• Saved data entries

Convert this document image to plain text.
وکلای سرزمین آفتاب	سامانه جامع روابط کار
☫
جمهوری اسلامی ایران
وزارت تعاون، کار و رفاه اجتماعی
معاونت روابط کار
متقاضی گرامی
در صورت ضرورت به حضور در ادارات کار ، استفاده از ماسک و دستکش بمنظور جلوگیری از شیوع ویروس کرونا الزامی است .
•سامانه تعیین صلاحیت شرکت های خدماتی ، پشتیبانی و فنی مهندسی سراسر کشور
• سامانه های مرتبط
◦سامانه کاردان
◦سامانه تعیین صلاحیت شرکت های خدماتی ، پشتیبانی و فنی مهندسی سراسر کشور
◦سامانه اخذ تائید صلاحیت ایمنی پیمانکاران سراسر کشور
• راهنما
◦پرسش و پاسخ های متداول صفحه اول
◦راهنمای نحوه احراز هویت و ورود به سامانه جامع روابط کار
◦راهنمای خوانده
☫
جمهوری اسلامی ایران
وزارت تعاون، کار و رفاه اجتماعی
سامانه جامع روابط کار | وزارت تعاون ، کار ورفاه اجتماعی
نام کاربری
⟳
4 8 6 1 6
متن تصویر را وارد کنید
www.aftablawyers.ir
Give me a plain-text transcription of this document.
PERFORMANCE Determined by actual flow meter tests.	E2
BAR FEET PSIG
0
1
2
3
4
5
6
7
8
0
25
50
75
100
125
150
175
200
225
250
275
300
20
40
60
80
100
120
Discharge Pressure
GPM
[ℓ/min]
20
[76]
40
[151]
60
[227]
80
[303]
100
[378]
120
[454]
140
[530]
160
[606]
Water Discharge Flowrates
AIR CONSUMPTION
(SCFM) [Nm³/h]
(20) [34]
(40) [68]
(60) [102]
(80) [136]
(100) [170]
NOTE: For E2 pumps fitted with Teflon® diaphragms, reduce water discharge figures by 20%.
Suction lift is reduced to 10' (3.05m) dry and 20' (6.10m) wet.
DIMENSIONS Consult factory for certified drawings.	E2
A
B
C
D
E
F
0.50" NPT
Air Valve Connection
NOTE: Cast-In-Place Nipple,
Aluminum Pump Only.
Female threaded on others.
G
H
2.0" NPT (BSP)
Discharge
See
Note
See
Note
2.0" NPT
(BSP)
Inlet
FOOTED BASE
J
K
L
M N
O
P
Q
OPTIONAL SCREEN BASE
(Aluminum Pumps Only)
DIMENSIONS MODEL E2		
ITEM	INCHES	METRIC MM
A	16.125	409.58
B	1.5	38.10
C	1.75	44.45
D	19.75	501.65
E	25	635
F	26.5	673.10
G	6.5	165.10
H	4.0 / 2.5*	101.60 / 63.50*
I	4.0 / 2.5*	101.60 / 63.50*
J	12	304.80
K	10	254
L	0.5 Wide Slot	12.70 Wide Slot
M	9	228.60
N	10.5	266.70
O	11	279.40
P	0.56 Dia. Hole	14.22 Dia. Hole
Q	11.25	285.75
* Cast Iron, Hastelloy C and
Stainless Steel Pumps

• GOAL
Copy all the lines, exactly.

• TASK ANSWER
Convert this document image to plain text.
وکلای سرزمین آفتاب	سامانه جامع روابط کار
☫
جمهوری اسلامی ایران
وزارت تعاون، کار و رفاه اجتماعی
معاونت روابط کار
متقاضی گرامی
در صورت ضرورت به حضور در ادارات کار ، استفاده از ماسک و دستکش بمنظور جلوگیری از شیوع ویروس کرونا الزامی است .
•سامانه تعیین صلاحیت شرکت های خدماتی ، پشتیبانی و فنی مهندسی سراسر کشور
• سامانه های مرتبط
◦سامانه کاردان
◦سامانه تعیین صلاحیت شرکت های خدماتی ، پشتیبانی و فنی مهندسی سراسر کشور
◦سامانه اخذ تائید صلاحیت ایمنی پیمانکاران سراسر کشور
• راهنما
◦پرسش و پاسخ های متداول صفحه اول
◦راهنمای نحوه احراز هویت و ورود به سامانه جامع روابط کار
◦راهنمای خوانده
☫
جمهوری اسلامی ایران
وزارت تعاون، کار و رفاه اجتماعی
سامانه جامع روابط کار | وزارت تعاون ، کار ورفاه اجتماعی
نام کاربری
⟳
4 8 6 1 6
متن تصویر را وارد کنید
www.aftablawyers.ir
Give me a plain-text transcription of this document.
PERFORMANCE Determined by actual flow meter tests.	E2
BAR FEET PSIG
0
1
2
3
4
5
6
7
8
0
25
50
75
100
125
150
175
200
225
250
275
300
20
40
60
80
100
120
Discharge Pressure
GPM
[ℓ/min]
20
[76]
40
[151]
60
[227]
80
[303]
100
[378]
120
[454]
140
[530]
160
[606]
Water Discharge Flowrates
AIR CONSUMPTION
(SCFM) [Nm³/h]
(20) [34]
(40) [68]
(60) [102]
(80) [136]
(100) [170]
NOTE: For E2 pumps fitted with Teflon® diaphragms, reduce water discharge figures by 20%.
Suction lift is reduced to 10' (3.05m) dry and 20' (6.10m) wet.
DIMENSIONS Consult factory for certified drawings.	E2
A
B
C
D
E
F
0.50" NPT
Air Valve Connection
NOTE: Cast-In-Place Nipple,
Aluminum Pump Only.
Female threaded on others.
G
H
2.0" NPT (BSP)
Discharge
See
Note
See
Note
2.0" NPT
(BSP)
Inlet
FOOTED BASE
J
K
L
M N
O
P
Q
OPTIONAL SCREEN BASE
(Aluminum Pumps Only)
DIMENSIONS MODEL E2		
ITEM	INCHES	METRIC MM
A	16.125	409.58
B	1.5	38.10
C	1.75	44.45
D	19.75	501.65
E	25	635
F	26.5	673.10
G	6.5	165.10
H	4.0 / 2.5*	101.60 / 63.50*
I	4.0 / 2.5*	101.60 / 63.50*
J	12	304.80
K	10	254
L	0.5 Wide Slot	12.70 Wide Slot
M	9	228.60
N	10.5	266.70
O	11	279.40
P	0.56 Dia. Hole	14.22 Dia. Hole
Q	11.25	285.75
* Cast Iron, Hastelloy C and
Stainless Steel Pumps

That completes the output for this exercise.